Goddamn, this show has some gut-wrenching emotional moments!
After the first few episodes, it was already becoming clear that we weren’t dealing with a show that was only going to point out sexual absurdities and chronicle the scientific component of the sexual revolution. While both of those elements are certainly present in the overall makeup of the show, it’s been clear since early on that the real meat of the show comes from the interpersonal relationships constantly evolving between Bill-Ginny-Libby-Ethan. And holy fuck did that shit blow up this week.
First, the big shit. I don’t know if I’ve ever seen a more emotionally jarring moment on TV than when Bill Masters had to deliver his own stillborn baby. Of course there have been more impactful moments on other shows, but those involved characters that the audience had invested several years in. And not only is it completely fucked up that he had to do it, but his personality doesn’t allow him to ever show any sign of weakness or vulnerability. So here is Bill Masters, who by all rights should be completely devastated, but instead is bottling up everything, so much so that his wreck of a wife wants nothing to do with him. Yes, he’s behaving completely like a child by the end of the episode when he asks Ginny to close her eyes so that he can cry. But this is obviously a dude who has been so fucked up by his parents that he almost never allows himself any type of release, and the pressure that builds up in someone who is confronted with losing a child that he seems to believe he was indirectly responsible for killing is almost unimaginable. I feels for the guy.
I also loved the visual stimuli provided by blood in this episode. We first see blood on the sheets after Ethan realizes that he has inadvertently taken gayboy-soliciting provost Beau Bridges’ daughter’s virginity. I’d like to know who in society is continuing to perpetuate the myth that men want to take a girl’s virginity, and it was nice to see Ethan’s realistic reaction when confronted with the situation. This blood serves as a counterpoint to the blood that Bill is shocked to see on the back of Libby’s dress when it becomes clear that she’s likely having a miscarriage. The way that the blood was used to tie in sex with life, death, innocence and loss was at once very obvious and at the same time sublime. I don’t think it was an accident that the stains were roughly the same size.
I was less than thrilled with the treatment of Ginny in this episode. Children can be beyond cruel and by their very nature are capable of doing far more damage to someone’s psyche than any adult can do, and Ginny’s son drops some fucking bombs on her with his apparent hatred of her and his desire to go live with his dad. But my interest in Ginny isn’t to see her as the Damsel waiting to be rescued by Ethan’s White Knight. That’s a story that’s been told far too many times, and I know we haven’t seen a lot of her yet, but I just don’t believe that Virginia Johnson is the type of woman that would cry on the shoulder of a man that punched her in the face because she refused to fall in love with him. I’m far more interested in seeing a Ginny that is dealing with the taboo of being a divorced single mother during a time when that stigma was far more troublesome than it is now, and I want to see her thrive in the role. TV’s historical representation of prominent women can only really be described as shameful, and I just don’t need to see another broken woman scooped up and saved by a troubled but persistent and faux-courageous man.

Dataset extract ▸
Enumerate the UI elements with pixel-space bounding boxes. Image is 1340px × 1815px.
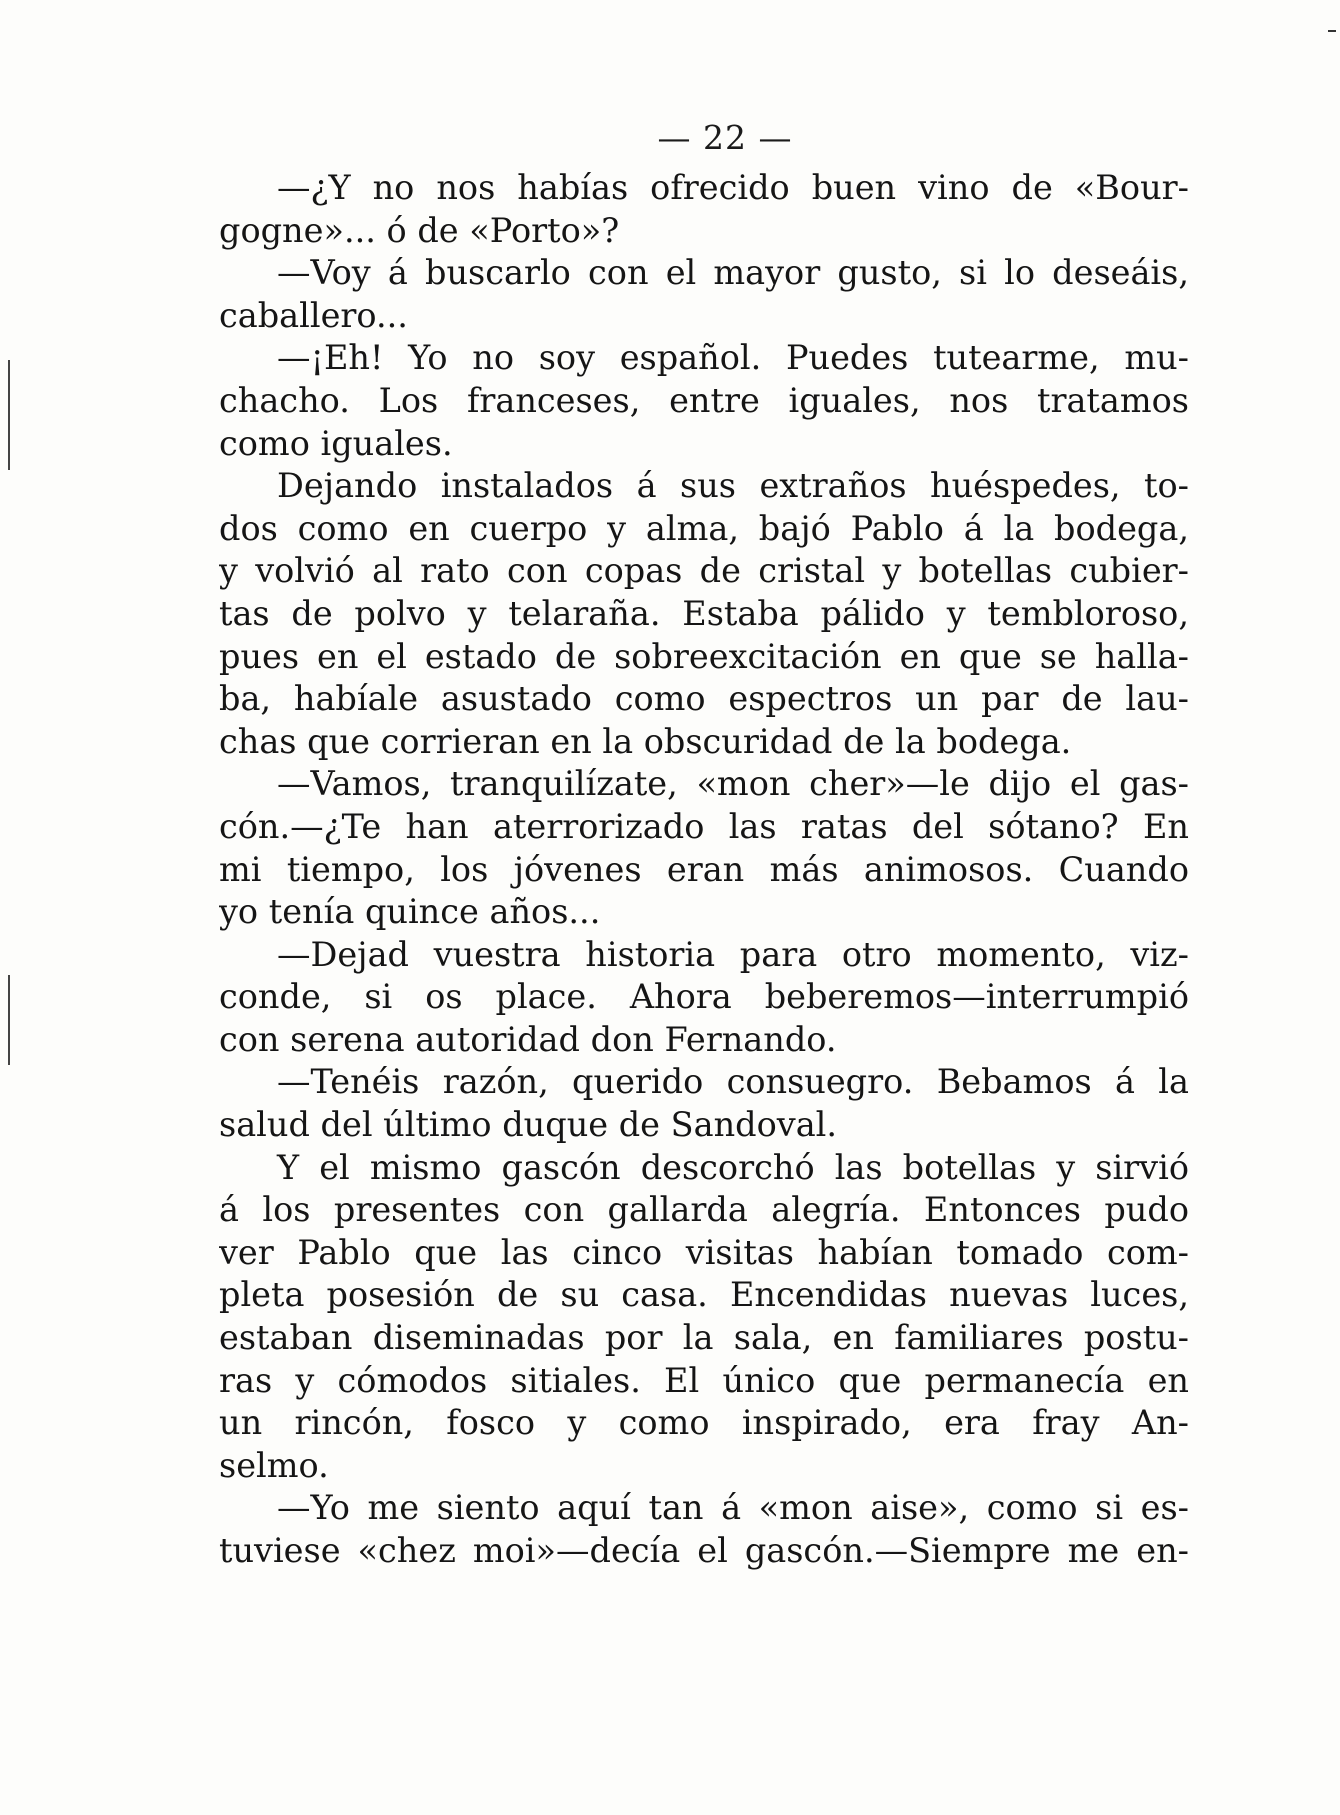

Required task ▸ Continue the TV episode review at the top of the page from where it stops.

Answer to this problem ▸
I certainly feel that over the next couple of weeks we will be seeing further into Bill’s past, since his relationship with his mother is so obviously destructive and is causing the deep rift between him and Libby. The sleepwalking was a nice touch, especially since the first time Bill was shown doing it the audience had no clue what was going on. I do feel that while what Libby was going through and has gone through over the course of the series has been hideous, her treatment of Bill has been altogether unfair, especially in this episode. It’s clear that this is who Bill is, and who he’s been for all of his adult life. To expect him to change is a mistake many women would make, but it’s still a mistake. Crises rarely bring about drastic changes in people, they instead usually serve to drive people back to who they really are. Bill Masters is emotionally repressed and underdeveloped, with a massive comfort zone in the rigid formality of science. To expect a different response from him when confronted with terrible circumstances is more than a bit foolish. It does beg the question, why are these two married to begin with? It’s a question that I’m reasonably confident we’ll get an answer to over the coming seasons.
This episode only served to strengthen my affection for this show. It’s progressing at a fairly deliberate pace, but everything doesn’t have to sprint headlong into the future to have merit. There are some tweaks that need to be made, and at least one potential show killer that needs to be addressed as described above. But the first five chapters of what on a few different levels feels like a visual novel have given me faith that there’s real quality on the horizon here, and I’m excited for next week.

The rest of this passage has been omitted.